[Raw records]
──────────
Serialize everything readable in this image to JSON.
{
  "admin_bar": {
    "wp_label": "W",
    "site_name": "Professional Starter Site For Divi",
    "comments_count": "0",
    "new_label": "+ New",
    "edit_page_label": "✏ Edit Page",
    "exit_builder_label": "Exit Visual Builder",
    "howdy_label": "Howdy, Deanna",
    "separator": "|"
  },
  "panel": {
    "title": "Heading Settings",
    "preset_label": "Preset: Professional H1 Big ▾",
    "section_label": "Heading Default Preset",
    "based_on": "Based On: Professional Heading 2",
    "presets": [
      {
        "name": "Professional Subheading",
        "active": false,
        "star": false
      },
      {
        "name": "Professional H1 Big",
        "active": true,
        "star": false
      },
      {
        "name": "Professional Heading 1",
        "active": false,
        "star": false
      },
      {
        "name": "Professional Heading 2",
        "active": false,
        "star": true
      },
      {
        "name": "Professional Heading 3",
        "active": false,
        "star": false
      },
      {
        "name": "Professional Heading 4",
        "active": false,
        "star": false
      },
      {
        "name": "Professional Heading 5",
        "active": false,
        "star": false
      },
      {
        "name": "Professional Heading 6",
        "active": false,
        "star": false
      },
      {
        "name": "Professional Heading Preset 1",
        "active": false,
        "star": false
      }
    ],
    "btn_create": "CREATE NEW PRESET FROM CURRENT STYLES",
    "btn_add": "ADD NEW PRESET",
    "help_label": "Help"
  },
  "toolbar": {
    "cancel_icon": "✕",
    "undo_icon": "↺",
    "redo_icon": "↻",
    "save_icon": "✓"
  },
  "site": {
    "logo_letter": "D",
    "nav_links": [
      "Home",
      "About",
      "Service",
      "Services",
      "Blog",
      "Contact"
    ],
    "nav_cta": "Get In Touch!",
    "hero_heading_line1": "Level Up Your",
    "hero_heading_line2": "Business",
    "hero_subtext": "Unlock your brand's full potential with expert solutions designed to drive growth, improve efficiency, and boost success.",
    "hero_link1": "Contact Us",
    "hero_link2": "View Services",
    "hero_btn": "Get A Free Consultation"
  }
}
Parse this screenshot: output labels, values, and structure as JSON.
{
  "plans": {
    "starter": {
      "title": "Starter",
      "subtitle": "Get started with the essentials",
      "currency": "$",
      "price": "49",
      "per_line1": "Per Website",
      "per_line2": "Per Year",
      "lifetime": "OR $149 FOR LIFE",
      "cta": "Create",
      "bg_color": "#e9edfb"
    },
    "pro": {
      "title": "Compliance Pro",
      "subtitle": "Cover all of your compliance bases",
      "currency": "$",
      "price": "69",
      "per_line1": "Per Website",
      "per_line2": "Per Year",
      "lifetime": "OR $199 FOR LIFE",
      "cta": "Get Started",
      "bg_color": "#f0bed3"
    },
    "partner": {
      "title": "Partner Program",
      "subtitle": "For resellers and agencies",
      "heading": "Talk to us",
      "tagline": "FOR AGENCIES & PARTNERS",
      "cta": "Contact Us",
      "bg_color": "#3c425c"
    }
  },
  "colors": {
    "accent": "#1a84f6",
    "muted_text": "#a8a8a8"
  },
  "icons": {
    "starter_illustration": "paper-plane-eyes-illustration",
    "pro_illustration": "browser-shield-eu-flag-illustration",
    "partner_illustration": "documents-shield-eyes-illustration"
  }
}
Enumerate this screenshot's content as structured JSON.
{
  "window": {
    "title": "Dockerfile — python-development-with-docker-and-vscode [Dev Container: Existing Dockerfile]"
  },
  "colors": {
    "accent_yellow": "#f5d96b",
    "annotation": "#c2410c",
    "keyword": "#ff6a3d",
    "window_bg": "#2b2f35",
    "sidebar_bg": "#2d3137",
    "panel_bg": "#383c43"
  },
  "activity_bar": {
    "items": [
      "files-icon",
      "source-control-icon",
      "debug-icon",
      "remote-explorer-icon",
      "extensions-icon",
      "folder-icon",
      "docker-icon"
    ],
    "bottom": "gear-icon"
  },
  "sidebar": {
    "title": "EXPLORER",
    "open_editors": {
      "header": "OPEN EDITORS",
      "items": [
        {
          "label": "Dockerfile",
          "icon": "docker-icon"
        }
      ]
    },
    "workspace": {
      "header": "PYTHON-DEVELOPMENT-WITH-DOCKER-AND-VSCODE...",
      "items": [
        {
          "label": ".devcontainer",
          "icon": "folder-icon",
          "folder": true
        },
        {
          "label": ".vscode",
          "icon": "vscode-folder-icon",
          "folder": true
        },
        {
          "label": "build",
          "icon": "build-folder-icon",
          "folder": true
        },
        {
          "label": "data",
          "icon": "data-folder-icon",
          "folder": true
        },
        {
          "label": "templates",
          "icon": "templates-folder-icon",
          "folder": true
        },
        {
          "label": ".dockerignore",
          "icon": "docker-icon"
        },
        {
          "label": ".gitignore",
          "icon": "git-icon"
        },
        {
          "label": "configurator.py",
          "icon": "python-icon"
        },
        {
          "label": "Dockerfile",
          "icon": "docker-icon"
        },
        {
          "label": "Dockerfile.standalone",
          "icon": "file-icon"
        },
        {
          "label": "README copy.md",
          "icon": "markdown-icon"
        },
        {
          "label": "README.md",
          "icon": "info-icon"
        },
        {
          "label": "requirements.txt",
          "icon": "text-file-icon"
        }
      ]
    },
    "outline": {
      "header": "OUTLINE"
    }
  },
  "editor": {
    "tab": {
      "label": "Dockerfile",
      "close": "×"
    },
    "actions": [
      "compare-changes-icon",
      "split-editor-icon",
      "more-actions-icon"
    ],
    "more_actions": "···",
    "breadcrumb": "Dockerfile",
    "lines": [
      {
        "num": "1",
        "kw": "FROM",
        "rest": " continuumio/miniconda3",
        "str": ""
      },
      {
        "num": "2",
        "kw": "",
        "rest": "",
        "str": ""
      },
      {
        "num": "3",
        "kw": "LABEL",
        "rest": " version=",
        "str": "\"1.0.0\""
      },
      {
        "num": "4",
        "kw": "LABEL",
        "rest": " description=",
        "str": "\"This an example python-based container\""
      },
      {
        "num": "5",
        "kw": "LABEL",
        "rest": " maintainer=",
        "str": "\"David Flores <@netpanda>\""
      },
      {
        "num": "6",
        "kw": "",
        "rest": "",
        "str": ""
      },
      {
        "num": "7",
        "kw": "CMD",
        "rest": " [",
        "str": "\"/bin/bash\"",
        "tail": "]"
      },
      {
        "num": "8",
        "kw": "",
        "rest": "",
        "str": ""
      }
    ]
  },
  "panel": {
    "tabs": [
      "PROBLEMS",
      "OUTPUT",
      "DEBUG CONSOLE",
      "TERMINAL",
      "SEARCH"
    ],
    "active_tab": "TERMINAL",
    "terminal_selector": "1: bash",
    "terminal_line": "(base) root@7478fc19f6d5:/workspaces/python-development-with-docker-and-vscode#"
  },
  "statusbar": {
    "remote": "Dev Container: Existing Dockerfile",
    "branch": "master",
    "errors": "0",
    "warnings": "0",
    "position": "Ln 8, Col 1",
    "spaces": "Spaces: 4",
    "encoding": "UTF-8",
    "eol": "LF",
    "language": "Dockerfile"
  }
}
──────────
Exercise directions – All lines above with "Dockerfile" in them should be returned.

Task answer –
    "title": "Dockerfile — python-development-with-docker-and-vscode [Dev Container: Existing Dockerfile]"
          "label": "Dockerfile",
          "label": "Dockerfile",
          "label": "Dockerfile.standalone",
      "label": "Dockerfile",
    "breadcrumb": "Dockerfile",
    "remote": "Dev Container: Existing Dockerfile",
    "language": "Dockerfile"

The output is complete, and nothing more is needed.